- _Work to be completed_:
Copy all of the entries below word for word, leaving out the pictures.

- _Excerpted data_:

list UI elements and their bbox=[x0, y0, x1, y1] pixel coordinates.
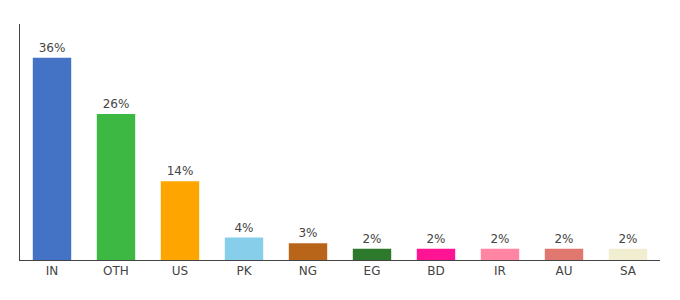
svg-text:IN: IN bbox=[46, 264, 59, 278]
svg-text:14%: 14% bbox=[167, 164, 194, 178]
svg-text:26%: 26% bbox=[103, 97, 130, 111]
svg-text:2%: 2% bbox=[426, 232, 445, 246]
svg-text:NG: NG bbox=[299, 264, 317, 278]
svg-text:IR: IR bbox=[494, 264, 506, 278]
svg-text:BD: BD bbox=[427, 264, 444, 278]
svg-text:2%: 2% bbox=[490, 232, 509, 246]
svg-text:US: US bbox=[172, 264, 188, 278]
svg-text:SA: SA bbox=[620, 264, 637, 278]
svg-text:36%: 36% bbox=[39, 41, 66, 55]
svg-text:EG: EG bbox=[364, 264, 381, 278]
svg-text:PK: PK bbox=[236, 264, 252, 278]
svg-text:2%: 2% bbox=[554, 232, 573, 246]
svg-text:2%: 2% bbox=[618, 232, 637, 246]
svg-text:OTH: OTH bbox=[103, 264, 129, 278]
svg-text:AU: AU bbox=[556, 264, 573, 278]
svg-text:4%: 4% bbox=[234, 221, 253, 235]
svg-text:2%: 2% bbox=[362, 232, 381, 246]
svg-text:3%: 3% bbox=[298, 226, 317, 240]
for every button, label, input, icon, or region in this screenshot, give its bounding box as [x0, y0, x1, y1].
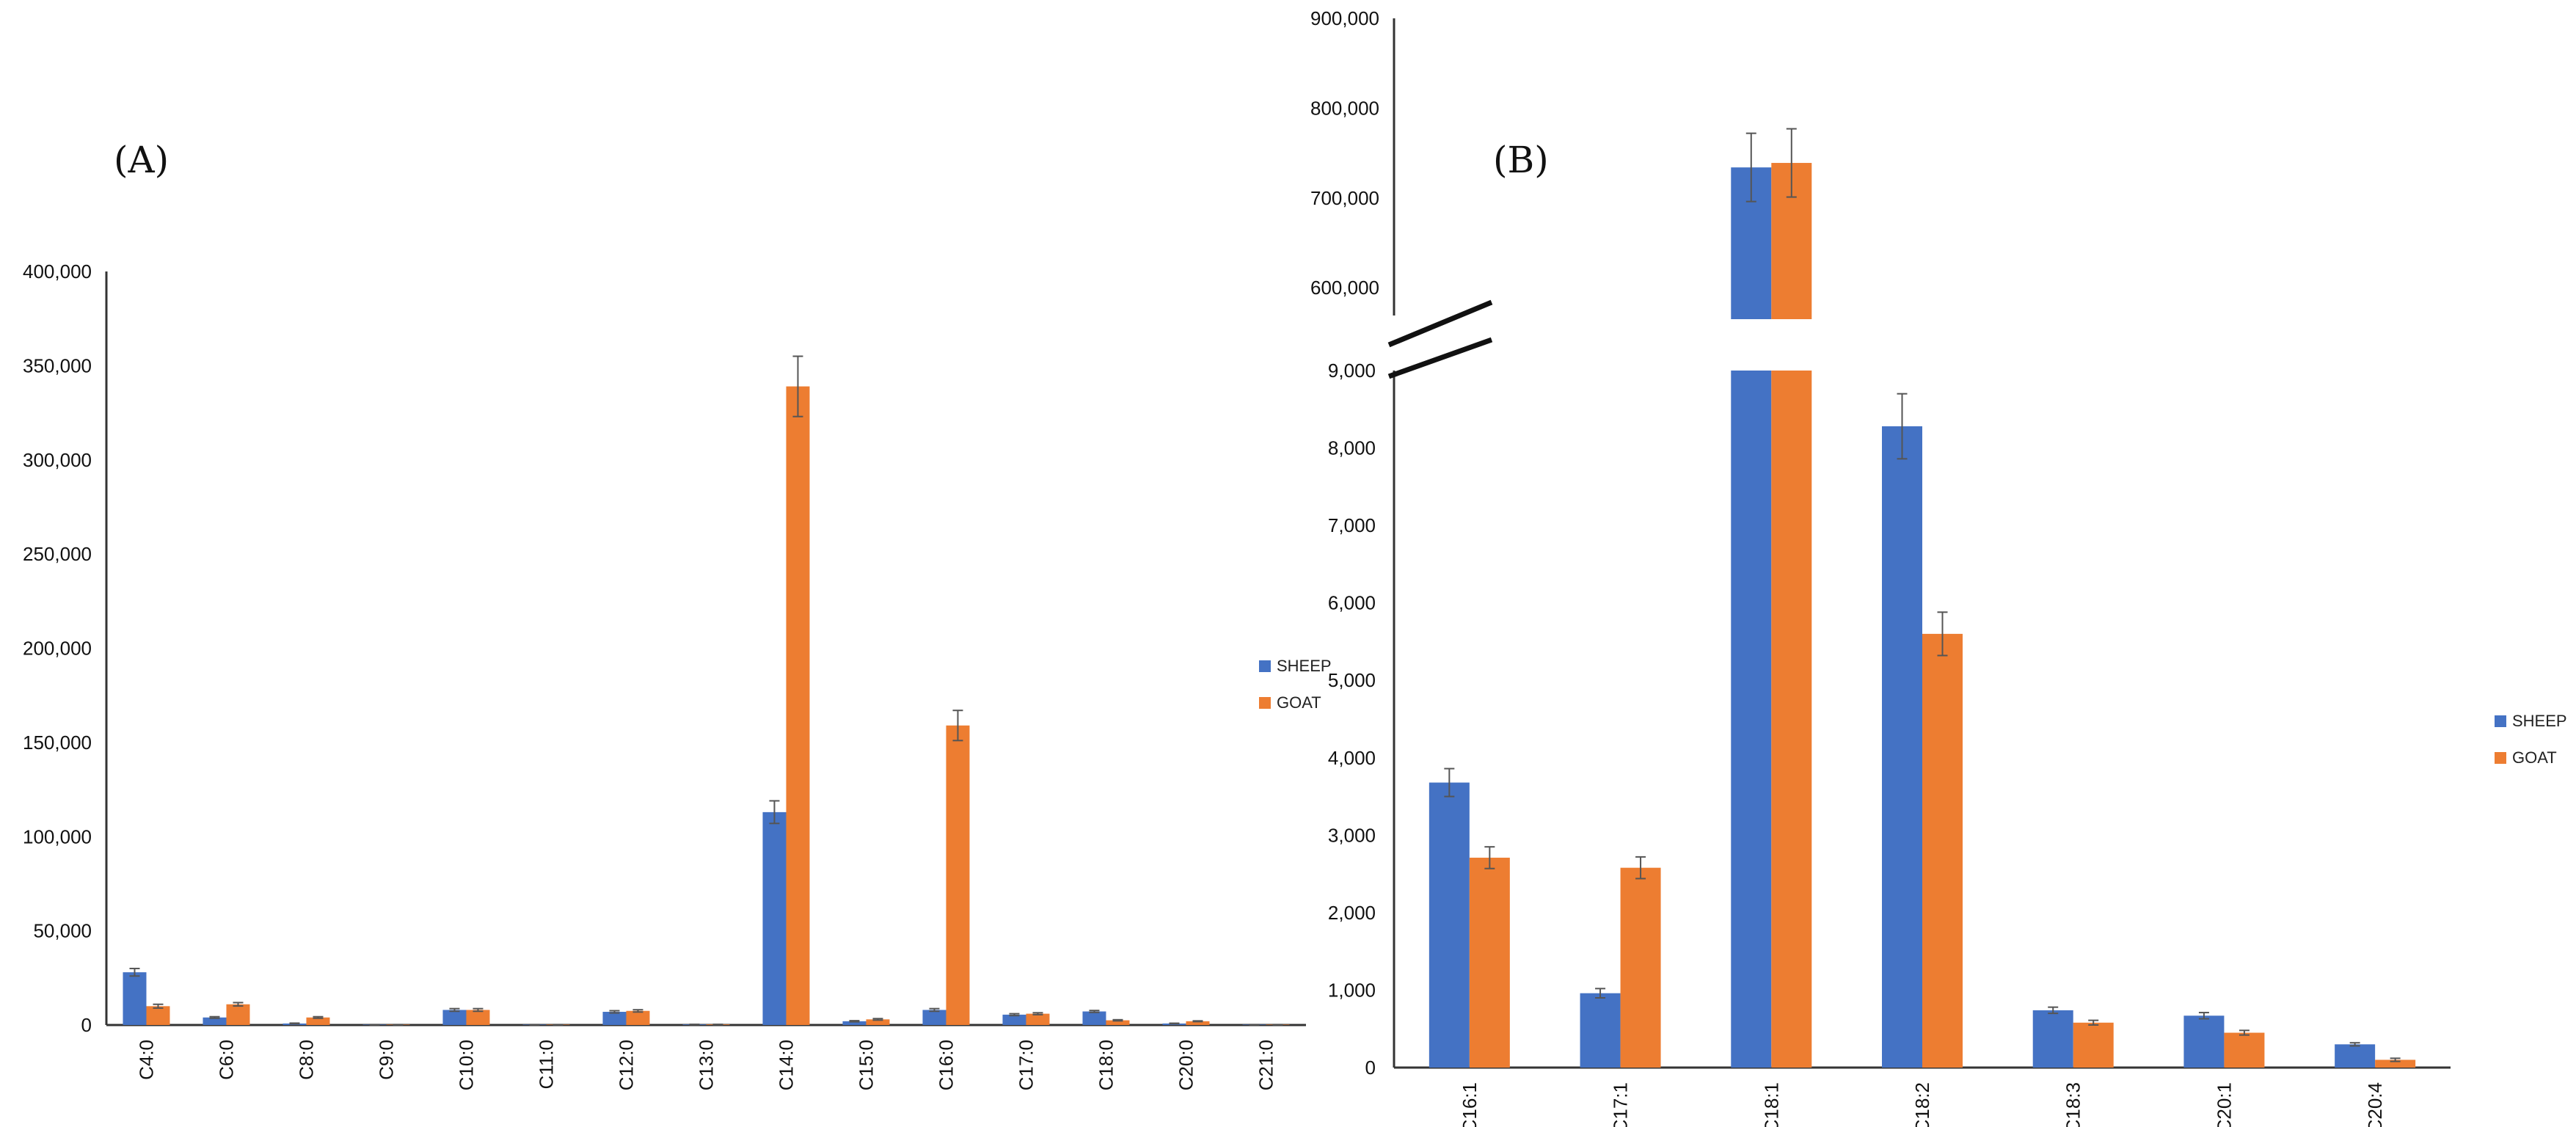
bar-goat-c16-0: [946, 725, 970, 1025]
bar-goat-c14-0: [786, 386, 810, 1025]
bar-sheep-c10-0: [442, 1010, 467, 1025]
bar-goat-c6-0: [226, 1004, 250, 1025]
legend-swatch-sheep: [1259, 660, 1271, 672]
legend-label-sheep: SHEEP: [2512, 712, 2567, 730]
x-tick-label-c11-0: C11:0: [536, 1040, 558, 1089]
y-tick-label: 900,000: [1310, 7, 1379, 29]
x-tick-label-c8-0: C8:0: [296, 1040, 318, 1080]
y-tick-label: 9,000: [1328, 360, 1376, 382]
legend-swatch-goat: [2495, 752, 2506, 764]
legend-swatch-goat: [1259, 697, 1271, 709]
y-tick-label: 300,000: [23, 449, 92, 471]
bar-sheep-c12-0: [602, 1012, 627, 1025]
y-tick-label: 50,000: [33, 920, 92, 942]
x-tick-label-c21-0: C21:0: [1255, 1040, 1277, 1090]
bar-sheep-c14-0: [762, 811, 787, 1025]
y-tick-label: 7,000: [1328, 514, 1376, 536]
bar-goat-c17-0: [1026, 1013, 1050, 1025]
bar-goat-c15-0: [866, 1019, 890, 1025]
bar-sheep-c15-0: [842, 1021, 866, 1025]
chart-panel-b: (B) 0 1,000 2,000 3,000 4,000 5,000 6,000 7,000 8…: [1310, 7, 2567, 1127]
bar-goat-c4-0: [146, 1006, 170, 1025]
chart-panel-a: (A) 0 50,000 100,000 150,000 200,000 250,000 30…: [23, 139, 1332, 1090]
x-tick-label-c14-0: C14:0: [776, 1040, 798, 1090]
panel-label: (B): [1493, 139, 1549, 181]
bar-sheep-c17-1: [1580, 993, 1621, 1068]
y-tick-label: 700,000: [1310, 187, 1379, 209]
x-tick-label-c20-4: C20:4: [2364, 1082, 2386, 1127]
x-tick-label-c18-2: C18:2: [1911, 1082, 1933, 1127]
legend-label-goat: GOAT: [1277, 693, 1321, 712]
x-tick-label-c16-0: C16:0: [935, 1040, 957, 1090]
bar-sheep-c18-3: [2032, 1010, 2073, 1068]
legend-swatch-sheep: [2495, 715, 2506, 727]
bar-goat-c20-4: [2375, 1059, 2416, 1068]
y-tick-label: 800,000: [1310, 97, 1379, 119]
x-tick-label-c6-0: C6:0: [216, 1040, 238, 1080]
x-tick-label-c18-0: C18:0: [1095, 1040, 1117, 1090]
x-tick-label-c17-1: C17:1: [1610, 1082, 1632, 1127]
y-tick-label: 3,000: [1328, 824, 1376, 846]
bar-sheep-c18-2: [1882, 426, 1922, 1068]
x-tick-label-c15-0: C15:0: [855, 1040, 877, 1090]
x-tick-label-c9-0: C9:0: [376, 1040, 398, 1080]
y-tick-label: 350,000: [23, 354, 92, 376]
x-tick-label-c4-0: C4:0: [136, 1040, 158, 1080]
x-tick-label-c20-0: C20:0: [1175, 1040, 1197, 1090]
bar-goat-c20-1: [2224, 1032, 2265, 1068]
bar-goat-c20-0: [1186, 1021, 1210, 1025]
x-tick-label-c18-3: C18:3: [2062, 1082, 2084, 1127]
y-tick-label: 250,000: [23, 543, 92, 565]
y-tick-label: 200,000: [23, 638, 92, 660]
bar-goat-c18-3: [2073, 1022, 2114, 1068]
y-tick-label: 400,000: [23, 260, 92, 282]
y-tick-label: 2,000: [1328, 902, 1376, 924]
y-tick-label: 0: [1365, 1057, 1376, 1079]
legend-label-goat: GOAT: [2512, 748, 2557, 767]
y-tick-label: 4,000: [1328, 747, 1376, 769]
y-tick-label: 1,000: [1328, 979, 1376, 1001]
x-tick-label-c13-0: C13:0: [696, 1040, 718, 1090]
bar-goat-c18-1: [1771, 371, 1812, 1068]
panel-label: (A): [114, 139, 169, 181]
x-tick-label-c12-0: C12:0: [616, 1040, 638, 1090]
bar-sheep-c20-1: [2183, 1015, 2225, 1068]
x-tick-label-c20-1: C20:1: [2213, 1082, 2235, 1127]
bar-goat-c16-1: [1469, 857, 1510, 1068]
axis-break-mark: [1387, 299, 1493, 348]
bar-sheep-c18-1: [1731, 371, 1772, 1068]
y-tick-label: 5,000: [1328, 669, 1376, 691]
bar-sheep-c6-0: [202, 1017, 227, 1025]
bar-goat-c12-0: [626, 1010, 650, 1025]
bar-goat-c18-2: [1922, 633, 1963, 1068]
bar-sheep-c4-0: [123, 972, 147, 1025]
y-tick-label: 150,000: [23, 732, 92, 754]
bar-sheep-c20-4: [2335, 1044, 2376, 1068]
bar-goat-c18-0: [1106, 1020, 1130, 1025]
y-tick-label: 100,000: [23, 825, 92, 847]
y-tick-label: 8,000: [1328, 437, 1376, 459]
y-tick-label: 600,000: [1310, 277, 1379, 299]
bar-goat-c17-1: [1620, 867, 1661, 1068]
x-tick-label-c10-0: C10:0: [456, 1040, 478, 1090]
bar-sheep-c16-1: [1429, 782, 1470, 1068]
x-tick-label-c17-0: C17:0: [1015, 1040, 1037, 1090]
bar-goat-c10-0: [466, 1010, 490, 1025]
axis-break-mark: [1387, 337, 1493, 379]
bar-sheep-c17-0: [1002, 1014, 1026, 1025]
bar-goat-c8-0: [306, 1017, 330, 1025]
y-tick-label: 6,000: [1328, 592, 1376, 614]
bar-sheep-c16-0: [922, 1010, 946, 1025]
x-tick-label-c18-1: C18:1: [1760, 1082, 1782, 1127]
x-tick-label-c16-1: C16:1: [1459, 1082, 1481, 1127]
legend-label-sheep: SHEEP: [1277, 657, 1332, 675]
bar-sheep-c18-0: [1082, 1011, 1106, 1025]
y-tick-label: 0: [81, 1014, 92, 1036]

- _Finished answer_:
list UI elements and their bbox=[x0, y0, x1, y1] pixel coordinates.
svg-text:IN: IN bbox=[46, 264, 59, 278]
svg-text:14%: 14% bbox=[167, 164, 194, 178]
svg-text:26%: 26% bbox=[103, 97, 130, 111]
svg-text:2%: 2% bbox=[426, 232, 445, 246]
svg-text:NG: NG bbox=[299, 264, 317, 278]
svg-text:IR: IR bbox=[494, 264, 506, 278]
svg-text:BD: BD bbox=[427, 264, 444, 278]
svg-text:2%: 2% bbox=[490, 232, 509, 246]
svg-text:US: US bbox=[172, 264, 188, 278]
svg-text:SA: SA bbox=[620, 264, 637, 278]
svg-text:36%: 36% bbox=[39, 41, 66, 55]
svg-text:EG: EG bbox=[364, 264, 381, 278]
svg-text:PK: PK bbox=[236, 264, 252, 278]
svg-text:2%: 2% bbox=[554, 232, 573, 246]
svg-text:2%: 2% bbox=[618, 232, 637, 246]
svg-text:OTH: OTH bbox=[103, 264, 129, 278]
svg-text:AU: AU bbox=[556, 264, 573, 278]
svg-text:4%: 4% bbox=[234, 221, 253, 235]
svg-text:2%: 2% bbox=[362, 232, 381, 246]
svg-text:3%: 3% bbox=[298, 226, 317, 240]
for every button, label, input, icon, or region in this screenshot, give its bounding box as [x0, y0, x1, y1].
bar-goat-c16-0: [946, 725, 970, 1025]
bar-goat-c14-0: [786, 386, 810, 1025]
bar-sheep-c10-0: [442, 1010, 467, 1025]
bar-goat-c6-0: [226, 1004, 250, 1025]
legend-swatch-sheep: [1259, 660, 1271, 672]
legend-label-sheep: SHEEP: [2512, 712, 2567, 730]
x-tick-label-c11-0: C11:0: [536, 1040, 558, 1089]
y-tick-label: 900,000: [1310, 7, 1379, 29]
x-tick-label-c8-0: C8:0: [296, 1040, 318, 1080]
y-tick-label: 9,000: [1328, 360, 1376, 382]
legend-swatch-goat: [2495, 752, 2506, 764]
legend-swatch-goat: [1259, 697, 1271, 709]
y-tick-label: 300,000: [23, 449, 92, 471]
bar-sheep-c12-0: [602, 1012, 627, 1025]
y-tick-label: 50,000: [33, 920, 92, 942]
x-tick-label-c21-0: C21:0: [1255, 1040, 1277, 1090]
bar-sheep-c14-0: [762, 811, 787, 1025]
y-tick-label: 7,000: [1328, 514, 1376, 536]
bar-goat-c17-0: [1026, 1013, 1050, 1025]
bar-goat-c15-0: [866, 1019, 890, 1025]
bar-sheep-c15-0: [842, 1021, 866, 1025]
chart-panel-b: (B) 0 1,000 2,000 3,000 4,000 5,000 6,000 7,000 8…: [1310, 7, 2567, 1127]
bar-goat-c4-0: [146, 1006, 170, 1025]
chart-panel-a: (A) 0 50,000 100,000 150,000 200,000 250,000 30…: [23, 139, 1332, 1090]
x-tick-label-c14-0: C14:0: [776, 1040, 798, 1090]
panel-label: (B): [1493, 139, 1549, 181]
bar-sheep-c17-1: [1580, 993, 1621, 1068]
y-tick-label: 700,000: [1310, 187, 1379, 209]
x-tick-label-c20-4: C20:4: [2364, 1082, 2386, 1127]
x-tick-label-c18-2: C18:2: [1911, 1082, 1933, 1127]
legend-label-goat: GOAT: [1277, 693, 1321, 712]
x-tick-label-c16-0: C16:0: [935, 1040, 957, 1090]
bar-sheep-c18-3: [2032, 1010, 2073, 1068]
legend-swatch-sheep: [2495, 715, 2506, 727]
bar-goat-c20-4: [2375, 1059, 2416, 1068]
y-tick-label: 800,000: [1310, 97, 1379, 119]
x-tick-label-c6-0: C6:0: [216, 1040, 238, 1080]
x-tick-label-c18-0: C18:0: [1095, 1040, 1117, 1090]
x-tick-label-c17-1: C17:1: [1610, 1082, 1632, 1127]
y-tick-label: 3,000: [1328, 824, 1376, 846]
bar-sheep-c18-2: [1882, 426, 1922, 1068]
x-tick-label-c15-0: C15:0: [855, 1040, 877, 1090]
x-tick-label-c9-0: C9:0: [376, 1040, 398, 1080]
y-tick-label: 350,000: [23, 354, 92, 376]
x-tick-label-c4-0: C4:0: [136, 1040, 158, 1080]
x-tick-label-c20-0: C20:0: [1175, 1040, 1197, 1090]
bar-goat-c20-1: [2224, 1032, 2265, 1068]
bar-goat-c20-0: [1186, 1021, 1210, 1025]
x-tick-label-c18-3: C18:3: [2062, 1082, 2084, 1127]
y-tick-label: 250,000: [23, 543, 92, 565]
y-tick-label: 200,000: [23, 638, 92, 660]
bar-goat-c18-3: [2073, 1022, 2114, 1068]
y-tick-label: 400,000: [23, 260, 92, 282]
y-tick-label: 2,000: [1328, 902, 1376, 924]
y-tick-label: 0: [1365, 1057, 1376, 1079]
legend-label-goat: GOAT: [2512, 748, 2557, 767]
y-tick-label: 4,000: [1328, 747, 1376, 769]
y-tick-label: 1,000: [1328, 979, 1376, 1001]
x-tick-label-c13-0: C13:0: [696, 1040, 718, 1090]
bar-goat-c18-1: [1771, 371, 1812, 1068]
panel-label: (A): [114, 139, 169, 181]
x-tick-label-c12-0: C12:0: [616, 1040, 638, 1090]
bar-sheep-c20-1: [2183, 1015, 2225, 1068]
x-tick-label-c20-1: C20:1: [2213, 1082, 2235, 1127]
bar-goat-c16-1: [1469, 857, 1510, 1068]
axis-break-mark: [1387, 299, 1493, 348]
bar-sheep-c18-1: [1731, 371, 1772, 1068]
y-tick-label: 5,000: [1328, 669, 1376, 691]
bar-sheep-c6-0: [202, 1017, 227, 1025]
bar-goat-c12-0: [626, 1010, 650, 1025]
bar-goat-c18-2: [1922, 633, 1963, 1068]
bar-sheep-c4-0: [123, 972, 147, 1025]
y-tick-label: 150,000: [23, 732, 92, 754]
bar-sheep-c20-4: [2335, 1044, 2376, 1068]
bar-goat-c18-0: [1106, 1020, 1130, 1025]
y-tick-label: 100,000: [23, 825, 92, 847]
y-tick-label: 8,000: [1328, 437, 1376, 459]
y-tick-label: 600,000: [1310, 277, 1379, 299]
bar-goat-c17-1: [1620, 867, 1661, 1068]
x-tick-label-c10-0: C10:0: [456, 1040, 478, 1090]
bar-sheep-c16-1: [1429, 782, 1470, 1068]
x-tick-label-c17-0: C17:0: [1015, 1040, 1037, 1090]
bar-goat-c10-0: [466, 1010, 490, 1025]
axis-break-mark: [1387, 337, 1493, 379]
bar-sheep-c17-0: [1002, 1014, 1026, 1025]
bar-goat-c8-0: [306, 1017, 330, 1025]
y-tick-label: 6,000: [1328, 592, 1376, 614]
bar-sheep-c16-0: [922, 1010, 946, 1025]
x-tick-label-c18-1: C18:1: [1760, 1082, 1782, 1127]
x-tick-label-c16-1: C16:1: [1459, 1082, 1481, 1127]
legend-label-sheep: SHEEP: [1277, 657, 1332, 675]
bar-sheep-c18-0: [1082, 1011, 1106, 1025]
y-tick-label: 0: [81, 1014, 92, 1036]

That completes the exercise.